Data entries
++++++
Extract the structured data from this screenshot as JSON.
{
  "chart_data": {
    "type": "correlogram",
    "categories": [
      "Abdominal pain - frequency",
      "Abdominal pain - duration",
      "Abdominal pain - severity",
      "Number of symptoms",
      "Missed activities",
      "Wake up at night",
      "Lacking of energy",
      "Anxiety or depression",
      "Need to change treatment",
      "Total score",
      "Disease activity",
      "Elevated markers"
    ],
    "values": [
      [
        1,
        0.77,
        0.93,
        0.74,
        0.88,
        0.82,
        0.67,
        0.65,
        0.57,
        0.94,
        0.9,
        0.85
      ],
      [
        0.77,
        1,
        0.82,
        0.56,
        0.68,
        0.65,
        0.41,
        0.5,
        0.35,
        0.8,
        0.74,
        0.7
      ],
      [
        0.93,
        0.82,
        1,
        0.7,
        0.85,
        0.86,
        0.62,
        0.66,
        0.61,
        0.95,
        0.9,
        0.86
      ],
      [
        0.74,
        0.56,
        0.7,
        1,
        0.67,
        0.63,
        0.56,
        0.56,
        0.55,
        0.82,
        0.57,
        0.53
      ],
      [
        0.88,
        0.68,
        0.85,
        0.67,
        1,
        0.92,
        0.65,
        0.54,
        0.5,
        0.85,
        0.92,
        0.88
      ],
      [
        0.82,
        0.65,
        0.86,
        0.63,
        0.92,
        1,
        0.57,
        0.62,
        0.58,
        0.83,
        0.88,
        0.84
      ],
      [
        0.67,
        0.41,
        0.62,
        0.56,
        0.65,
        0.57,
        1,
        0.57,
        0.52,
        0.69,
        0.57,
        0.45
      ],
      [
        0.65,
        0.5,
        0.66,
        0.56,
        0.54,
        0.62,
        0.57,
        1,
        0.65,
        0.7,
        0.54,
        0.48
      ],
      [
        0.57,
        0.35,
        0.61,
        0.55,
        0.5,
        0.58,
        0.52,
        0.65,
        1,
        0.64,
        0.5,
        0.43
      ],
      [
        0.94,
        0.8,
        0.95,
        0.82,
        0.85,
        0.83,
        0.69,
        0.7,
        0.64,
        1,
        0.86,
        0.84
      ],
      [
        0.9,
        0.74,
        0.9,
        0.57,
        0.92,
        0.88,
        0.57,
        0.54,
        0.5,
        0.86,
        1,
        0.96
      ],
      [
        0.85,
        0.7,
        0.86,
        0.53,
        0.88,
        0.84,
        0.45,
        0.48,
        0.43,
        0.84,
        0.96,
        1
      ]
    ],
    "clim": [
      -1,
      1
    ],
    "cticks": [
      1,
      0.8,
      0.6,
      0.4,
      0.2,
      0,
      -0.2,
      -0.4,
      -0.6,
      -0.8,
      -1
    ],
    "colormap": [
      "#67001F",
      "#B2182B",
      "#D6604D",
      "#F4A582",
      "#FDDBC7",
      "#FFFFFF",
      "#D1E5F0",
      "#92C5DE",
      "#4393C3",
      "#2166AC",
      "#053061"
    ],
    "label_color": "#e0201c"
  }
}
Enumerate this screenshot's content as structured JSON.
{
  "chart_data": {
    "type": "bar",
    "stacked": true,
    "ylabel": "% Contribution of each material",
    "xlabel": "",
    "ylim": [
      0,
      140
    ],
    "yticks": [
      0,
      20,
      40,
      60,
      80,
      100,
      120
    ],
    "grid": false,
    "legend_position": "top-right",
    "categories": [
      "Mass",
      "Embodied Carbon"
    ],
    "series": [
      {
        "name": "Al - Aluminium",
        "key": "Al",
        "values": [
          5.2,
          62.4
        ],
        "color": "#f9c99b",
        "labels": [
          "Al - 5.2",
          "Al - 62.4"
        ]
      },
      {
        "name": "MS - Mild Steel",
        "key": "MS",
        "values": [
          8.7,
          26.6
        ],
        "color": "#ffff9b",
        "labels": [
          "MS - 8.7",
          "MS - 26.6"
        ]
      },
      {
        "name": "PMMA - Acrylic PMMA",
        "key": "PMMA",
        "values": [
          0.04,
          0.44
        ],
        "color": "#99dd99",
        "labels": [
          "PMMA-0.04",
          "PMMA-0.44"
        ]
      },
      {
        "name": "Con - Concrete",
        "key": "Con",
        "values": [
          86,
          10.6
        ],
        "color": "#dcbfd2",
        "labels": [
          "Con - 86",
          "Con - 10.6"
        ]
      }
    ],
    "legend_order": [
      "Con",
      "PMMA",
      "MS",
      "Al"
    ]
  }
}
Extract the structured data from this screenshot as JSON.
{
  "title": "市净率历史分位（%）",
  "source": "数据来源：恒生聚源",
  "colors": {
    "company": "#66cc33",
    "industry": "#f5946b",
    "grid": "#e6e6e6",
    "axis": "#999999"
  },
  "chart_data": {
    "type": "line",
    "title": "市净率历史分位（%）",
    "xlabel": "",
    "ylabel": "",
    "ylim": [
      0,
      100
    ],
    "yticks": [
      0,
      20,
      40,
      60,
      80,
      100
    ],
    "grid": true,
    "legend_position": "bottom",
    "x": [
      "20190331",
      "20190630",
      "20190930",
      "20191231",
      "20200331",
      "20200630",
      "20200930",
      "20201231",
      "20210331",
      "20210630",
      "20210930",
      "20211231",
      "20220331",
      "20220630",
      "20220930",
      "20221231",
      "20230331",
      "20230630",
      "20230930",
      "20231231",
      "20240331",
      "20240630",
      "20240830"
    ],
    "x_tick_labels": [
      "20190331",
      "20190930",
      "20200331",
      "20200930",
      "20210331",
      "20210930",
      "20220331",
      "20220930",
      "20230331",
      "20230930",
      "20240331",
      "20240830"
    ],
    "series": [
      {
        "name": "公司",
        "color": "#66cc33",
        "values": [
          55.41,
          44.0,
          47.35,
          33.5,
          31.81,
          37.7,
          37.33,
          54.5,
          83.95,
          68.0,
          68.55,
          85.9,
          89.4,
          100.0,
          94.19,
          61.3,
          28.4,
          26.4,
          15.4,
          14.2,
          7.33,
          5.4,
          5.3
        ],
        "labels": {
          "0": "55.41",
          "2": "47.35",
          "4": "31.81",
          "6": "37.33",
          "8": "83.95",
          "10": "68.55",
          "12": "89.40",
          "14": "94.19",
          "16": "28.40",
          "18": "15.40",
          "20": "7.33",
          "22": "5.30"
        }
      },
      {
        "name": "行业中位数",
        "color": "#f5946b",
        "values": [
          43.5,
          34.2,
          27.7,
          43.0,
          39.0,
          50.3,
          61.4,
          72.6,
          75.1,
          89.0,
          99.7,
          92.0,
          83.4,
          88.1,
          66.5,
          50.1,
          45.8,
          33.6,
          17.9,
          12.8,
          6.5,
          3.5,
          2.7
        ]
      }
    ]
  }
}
++++++
Exercise
State how many lines of the listing include the word "type". Reply with the number alone.

Task output
3